Task directions
Keep every word of the listing and drop the images when you write it out.

BEGIN

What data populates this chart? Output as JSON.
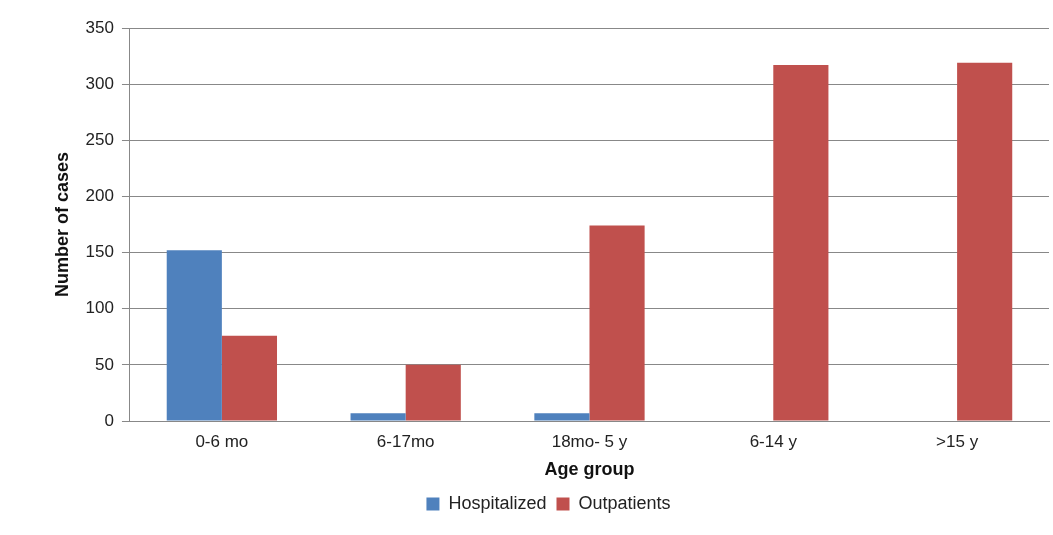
{
  "chart_data": {
    "type": "bar",
    "xlabel": "Age group",
    "ylabel": "Number of cases",
    "categories": [
      "0-6 mo",
      "6-17mo",
      "18mo- 5 y",
      "6-14 y",
      ">15 y"
    ],
    "series": [
      {
        "name": "Hospitalized",
        "color": "#4f81bd",
        "values": [
          152,
          7,
          7,
          0,
          0
        ]
      },
      {
        "name": "Outpatients",
        "color": "#c0504d",
        "values": [
          76,
          50,
          174,
          317,
          319
        ]
      }
    ],
    "ylim": [
      0,
      350
    ],
    "yticks": [
      0,
      50,
      100,
      150,
      200,
      250,
      300,
      350
    ],
    "grid": "y",
    "legend": "bottom"
  }
}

END

Output of the task
What data populates this chart? Output as JSON.
{
  "chart_data": {
    "type": "bar",
    "xlabel": "Age group",
    "ylabel": "Number of cases",
    "categories": [
      "0-6 mo",
      "6-17mo",
      "18mo- 5 y",
      "6-14 y",
      ">15 y"
    ],
    "series": [
      {
        "name": "Hospitalized",
        "color": "#4f81bd",
        "values": [
          152,
          7,
          7,
          0,
          0
        ]
      },
      {
        "name": "Outpatients",
        "color": "#c0504d",
        "values": [
          76,
          50,
          174,
          317,
          319
        ]
      }
    ],
    "ylim": [
      0,
      350
    ],
    "yticks": [
      0,
      50,
      100,
      150,
      200,
      250,
      300,
      350
    ],
    "grid": "y",
    "legend": "bottom"
  }
}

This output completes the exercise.